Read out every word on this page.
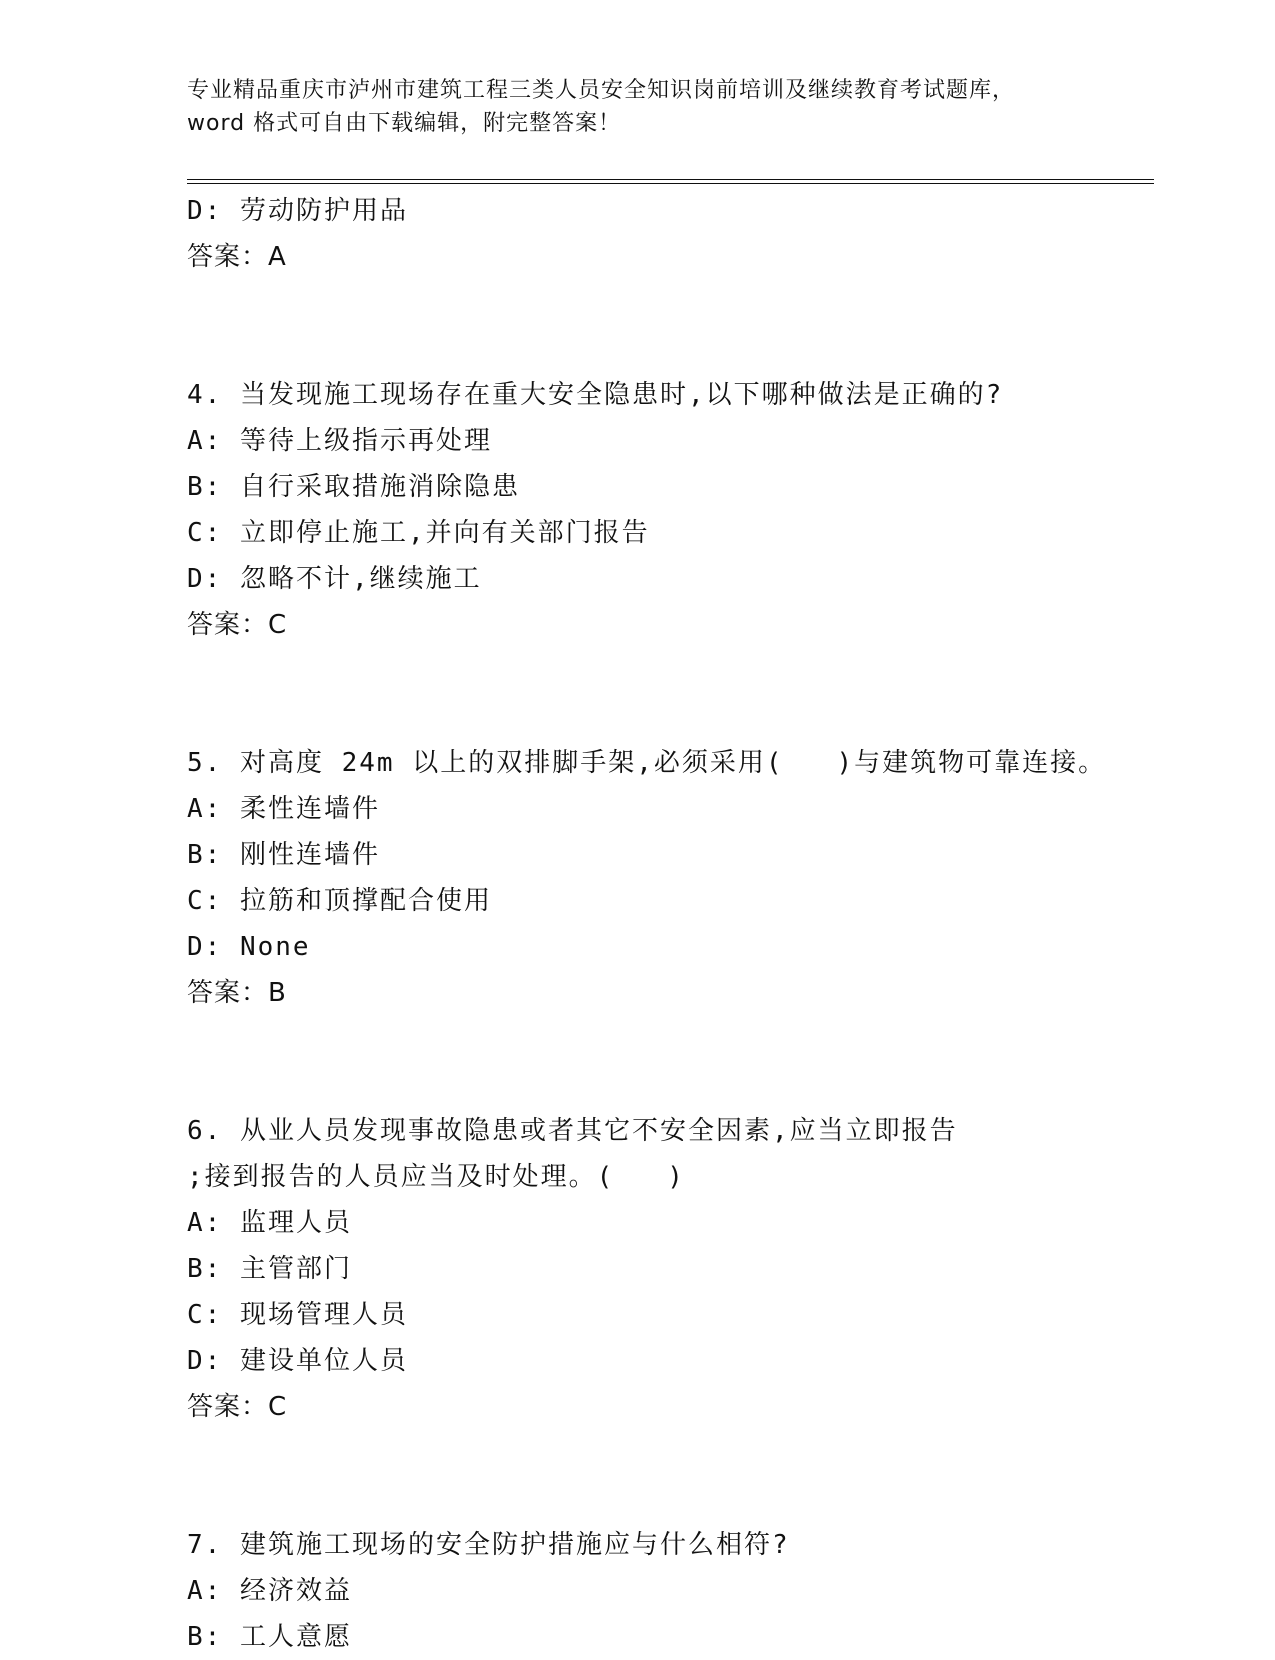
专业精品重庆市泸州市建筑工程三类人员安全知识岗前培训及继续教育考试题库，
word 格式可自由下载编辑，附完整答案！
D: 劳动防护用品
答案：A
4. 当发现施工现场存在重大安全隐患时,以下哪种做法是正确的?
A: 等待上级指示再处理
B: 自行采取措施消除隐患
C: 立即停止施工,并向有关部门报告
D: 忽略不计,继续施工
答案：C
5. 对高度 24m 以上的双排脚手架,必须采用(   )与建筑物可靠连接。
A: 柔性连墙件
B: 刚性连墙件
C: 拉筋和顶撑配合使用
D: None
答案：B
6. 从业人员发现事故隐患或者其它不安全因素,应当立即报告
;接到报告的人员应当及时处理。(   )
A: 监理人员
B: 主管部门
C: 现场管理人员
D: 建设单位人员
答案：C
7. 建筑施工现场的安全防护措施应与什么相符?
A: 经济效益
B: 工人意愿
---
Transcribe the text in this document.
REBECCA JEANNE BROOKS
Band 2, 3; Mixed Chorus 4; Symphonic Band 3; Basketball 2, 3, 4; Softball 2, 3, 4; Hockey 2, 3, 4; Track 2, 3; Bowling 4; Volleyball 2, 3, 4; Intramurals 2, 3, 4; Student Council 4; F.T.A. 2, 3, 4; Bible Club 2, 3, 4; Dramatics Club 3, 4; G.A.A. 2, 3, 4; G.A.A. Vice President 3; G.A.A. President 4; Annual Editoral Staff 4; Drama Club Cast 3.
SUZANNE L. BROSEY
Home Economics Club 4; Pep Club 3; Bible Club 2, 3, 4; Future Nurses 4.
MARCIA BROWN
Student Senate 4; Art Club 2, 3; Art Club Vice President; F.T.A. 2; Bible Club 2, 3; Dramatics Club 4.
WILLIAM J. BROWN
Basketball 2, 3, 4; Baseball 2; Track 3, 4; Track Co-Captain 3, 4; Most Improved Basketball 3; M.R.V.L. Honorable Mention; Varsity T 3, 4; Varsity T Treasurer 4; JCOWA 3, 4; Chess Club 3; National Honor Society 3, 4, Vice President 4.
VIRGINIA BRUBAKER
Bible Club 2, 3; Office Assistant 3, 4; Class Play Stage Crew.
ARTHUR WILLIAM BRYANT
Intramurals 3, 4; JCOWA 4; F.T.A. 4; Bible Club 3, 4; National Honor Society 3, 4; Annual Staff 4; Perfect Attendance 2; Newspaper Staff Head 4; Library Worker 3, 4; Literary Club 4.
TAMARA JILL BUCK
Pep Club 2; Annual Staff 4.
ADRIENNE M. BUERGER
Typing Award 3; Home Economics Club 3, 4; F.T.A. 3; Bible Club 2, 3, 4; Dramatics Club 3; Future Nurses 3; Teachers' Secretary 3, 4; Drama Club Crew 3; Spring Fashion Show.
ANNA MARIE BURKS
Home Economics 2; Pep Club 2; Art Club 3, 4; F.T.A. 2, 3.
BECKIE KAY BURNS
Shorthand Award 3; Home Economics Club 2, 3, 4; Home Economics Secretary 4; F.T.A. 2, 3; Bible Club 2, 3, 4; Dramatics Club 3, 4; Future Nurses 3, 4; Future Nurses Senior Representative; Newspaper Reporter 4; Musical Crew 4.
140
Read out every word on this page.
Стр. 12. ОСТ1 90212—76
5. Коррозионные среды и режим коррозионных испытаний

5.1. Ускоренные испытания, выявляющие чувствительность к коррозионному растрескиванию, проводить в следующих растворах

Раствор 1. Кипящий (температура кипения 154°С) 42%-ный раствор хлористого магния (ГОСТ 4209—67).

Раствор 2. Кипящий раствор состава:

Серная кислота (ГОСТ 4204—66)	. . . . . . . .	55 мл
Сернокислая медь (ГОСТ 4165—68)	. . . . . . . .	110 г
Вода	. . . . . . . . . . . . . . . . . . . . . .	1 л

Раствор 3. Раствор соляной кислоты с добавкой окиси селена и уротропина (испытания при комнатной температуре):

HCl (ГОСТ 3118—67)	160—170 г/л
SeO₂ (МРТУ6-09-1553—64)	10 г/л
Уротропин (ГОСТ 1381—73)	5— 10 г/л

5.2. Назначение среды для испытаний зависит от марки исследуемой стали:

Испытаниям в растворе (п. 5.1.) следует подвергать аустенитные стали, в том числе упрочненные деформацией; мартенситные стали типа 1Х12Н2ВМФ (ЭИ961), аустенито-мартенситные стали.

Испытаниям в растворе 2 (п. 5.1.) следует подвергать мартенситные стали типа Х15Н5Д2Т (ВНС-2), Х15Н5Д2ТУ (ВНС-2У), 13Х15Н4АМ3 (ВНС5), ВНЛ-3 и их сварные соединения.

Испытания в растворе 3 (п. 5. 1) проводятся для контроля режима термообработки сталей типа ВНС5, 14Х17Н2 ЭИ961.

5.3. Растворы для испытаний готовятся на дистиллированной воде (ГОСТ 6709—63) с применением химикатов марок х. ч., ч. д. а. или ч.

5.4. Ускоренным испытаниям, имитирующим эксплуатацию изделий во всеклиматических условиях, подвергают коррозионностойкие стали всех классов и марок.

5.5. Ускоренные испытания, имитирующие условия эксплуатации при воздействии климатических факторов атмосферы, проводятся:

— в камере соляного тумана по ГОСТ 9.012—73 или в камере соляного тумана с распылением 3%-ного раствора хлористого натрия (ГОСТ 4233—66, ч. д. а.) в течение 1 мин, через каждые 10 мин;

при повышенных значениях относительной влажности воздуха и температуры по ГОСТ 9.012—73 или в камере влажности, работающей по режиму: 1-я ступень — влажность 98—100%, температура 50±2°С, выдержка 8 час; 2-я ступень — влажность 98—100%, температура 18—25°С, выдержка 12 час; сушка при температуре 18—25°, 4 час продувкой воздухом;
--
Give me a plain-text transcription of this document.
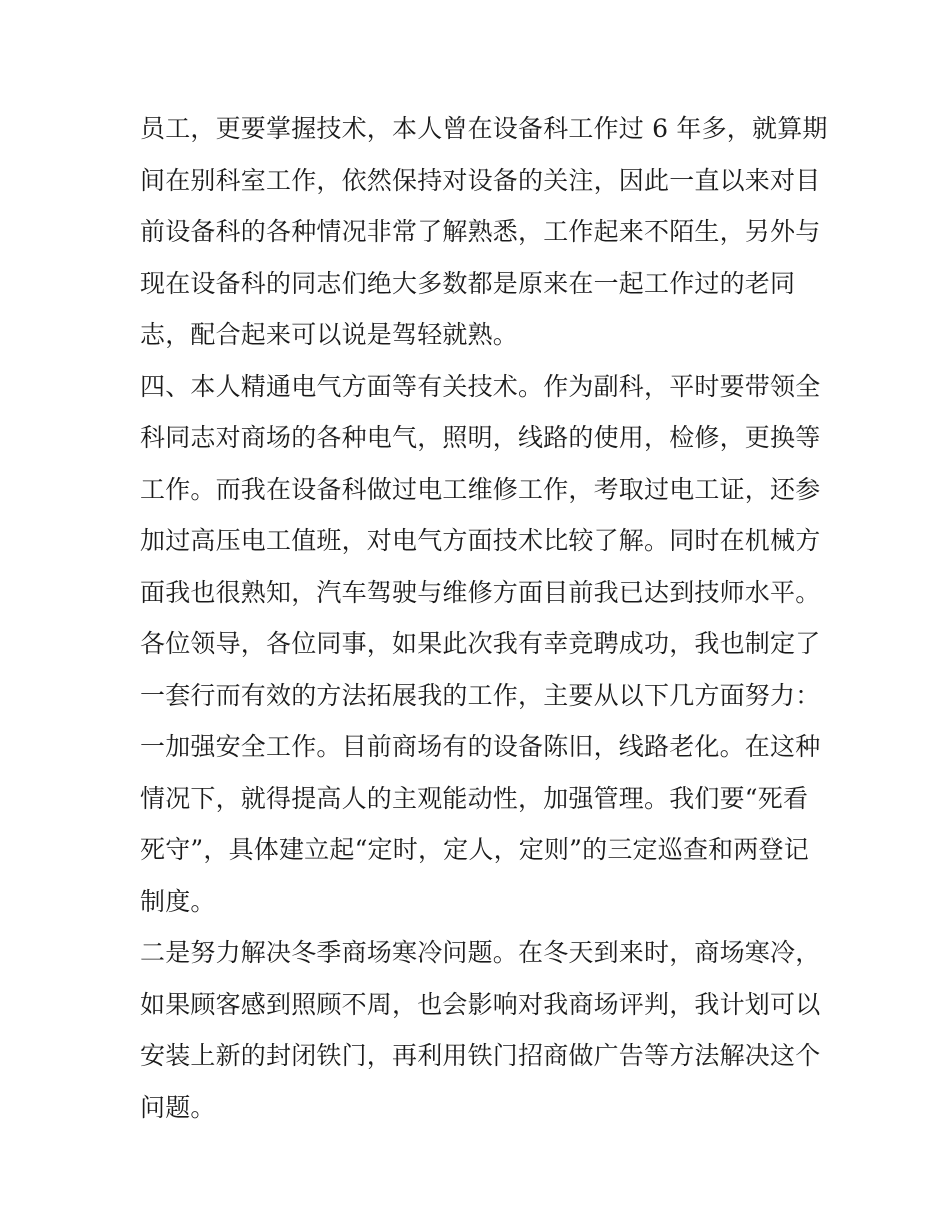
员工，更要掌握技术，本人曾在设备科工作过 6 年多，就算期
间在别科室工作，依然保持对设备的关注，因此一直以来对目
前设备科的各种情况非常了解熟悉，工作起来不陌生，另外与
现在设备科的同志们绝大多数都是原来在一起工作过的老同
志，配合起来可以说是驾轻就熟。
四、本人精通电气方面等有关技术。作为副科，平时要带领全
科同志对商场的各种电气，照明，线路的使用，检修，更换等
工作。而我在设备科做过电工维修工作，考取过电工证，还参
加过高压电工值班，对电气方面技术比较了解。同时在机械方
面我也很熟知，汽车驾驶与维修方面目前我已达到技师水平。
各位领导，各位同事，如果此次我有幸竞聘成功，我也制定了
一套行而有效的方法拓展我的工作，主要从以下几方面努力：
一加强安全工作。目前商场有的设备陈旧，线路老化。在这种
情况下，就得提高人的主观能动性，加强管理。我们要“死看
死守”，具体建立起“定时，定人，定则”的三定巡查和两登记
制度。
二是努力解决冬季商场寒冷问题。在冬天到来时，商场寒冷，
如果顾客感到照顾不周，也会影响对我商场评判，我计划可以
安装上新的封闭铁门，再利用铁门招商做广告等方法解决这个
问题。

▸ **DIRECTIONS FOR THIS TASK**
Search the data above for the word "подвергать", then gather each line in which it appears.

▸ **RESULT OF THE EXERCISE**
Испытаниям в растворе (п. 5.1.) следует подвергать аустенитные стали, в том числе упрочненные деформацией; мартенситные стали типа 1Х12Н2ВМФ (ЭИ961), аустенито-мартенситные стали.
Испытаниям в растворе 2 (п. 5.1.) следует подвергать мартенситные стали типа Х15Н5Д2Т (ВНС-2), Х15Н5Д2ТУ (ВНС-2У), 13Х15Н4АМ3 (ВНС5), ВНЛ-3 и их сварные соединения.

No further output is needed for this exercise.